▸ **Records excerpted from a collection**:
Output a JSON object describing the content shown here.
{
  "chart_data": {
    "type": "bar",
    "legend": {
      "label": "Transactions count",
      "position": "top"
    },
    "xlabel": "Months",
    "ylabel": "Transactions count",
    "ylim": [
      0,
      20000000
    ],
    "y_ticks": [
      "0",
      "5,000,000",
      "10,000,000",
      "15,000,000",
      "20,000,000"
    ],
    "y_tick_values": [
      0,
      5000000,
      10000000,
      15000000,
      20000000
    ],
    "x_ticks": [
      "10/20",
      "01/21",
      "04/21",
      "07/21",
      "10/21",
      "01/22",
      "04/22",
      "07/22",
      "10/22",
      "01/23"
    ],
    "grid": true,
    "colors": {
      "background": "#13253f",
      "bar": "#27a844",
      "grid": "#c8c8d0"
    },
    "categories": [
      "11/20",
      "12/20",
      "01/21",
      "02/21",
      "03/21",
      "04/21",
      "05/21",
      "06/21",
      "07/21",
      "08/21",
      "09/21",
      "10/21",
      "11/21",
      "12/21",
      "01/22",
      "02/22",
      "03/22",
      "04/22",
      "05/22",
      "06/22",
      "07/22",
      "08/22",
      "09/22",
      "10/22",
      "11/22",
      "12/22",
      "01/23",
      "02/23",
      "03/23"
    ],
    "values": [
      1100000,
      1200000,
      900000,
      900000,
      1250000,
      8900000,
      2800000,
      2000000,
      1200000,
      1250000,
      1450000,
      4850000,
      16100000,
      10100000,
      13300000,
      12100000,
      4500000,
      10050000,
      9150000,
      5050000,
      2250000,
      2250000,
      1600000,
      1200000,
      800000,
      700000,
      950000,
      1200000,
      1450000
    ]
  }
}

▸ **EXERCISE TASK**:
Repeat all the entries exactly as given.

▸ **EXPECTED ANSWER**:
Output a JSON object describing the content shown here.
{
  "chart_data": {
    "type": "bar",
    "legend": {
      "label": "Transactions count",
      "position": "top"
    },
    "xlabel": "Months",
    "ylabel": "Transactions count",
    "ylim": [
      0,
      20000000
    ],
    "y_ticks": [
      "0",
      "5,000,000",
      "10,000,000",
      "15,000,000",
      "20,000,000"
    ],
    "y_tick_values": [
      0,
      5000000,
      10000000,
      15000000,
      20000000
    ],
    "x_ticks": [
      "10/20",
      "01/21",
      "04/21",
      "07/21",
      "10/21",
      "01/22",
      "04/22",
      "07/22",
      "10/22",
      "01/23"
    ],
    "grid": true,
    "colors": {
      "background": "#13253f",
      "bar": "#27a844",
      "grid": "#c8c8d0"
    },
    "categories": [
      "11/20",
      "12/20",
      "01/21",
      "02/21",
      "03/21",
      "04/21",
      "05/21",
      "06/21",
      "07/21",
      "08/21",
      "09/21",
      "10/21",
      "11/21",
      "12/21",
      "01/22",
      "02/22",
      "03/22",
      "04/22",
      "05/22",
      "06/22",
      "07/22",
      "08/22",
      "09/22",
      "10/22",
      "11/22",
      "12/22",
      "01/23",
      "02/23",
      "03/23"
    ],
    "values": [
      1100000,
      1200000,
      900000,
      900000,
      1250000,
      8900000,
      2800000,
      2000000,
      1200000,
      1250000,
      1450000,
      4850000,
      16100000,
      10100000,
      13300000,
      12100000,
      4500000,
      10050000,
      9150000,
      5050000,
      2250000,
      2250000,
      1600000,
      1200000,
      800000,
      700000,
      950000,
      1200000,
      1450000
    ]
  }
}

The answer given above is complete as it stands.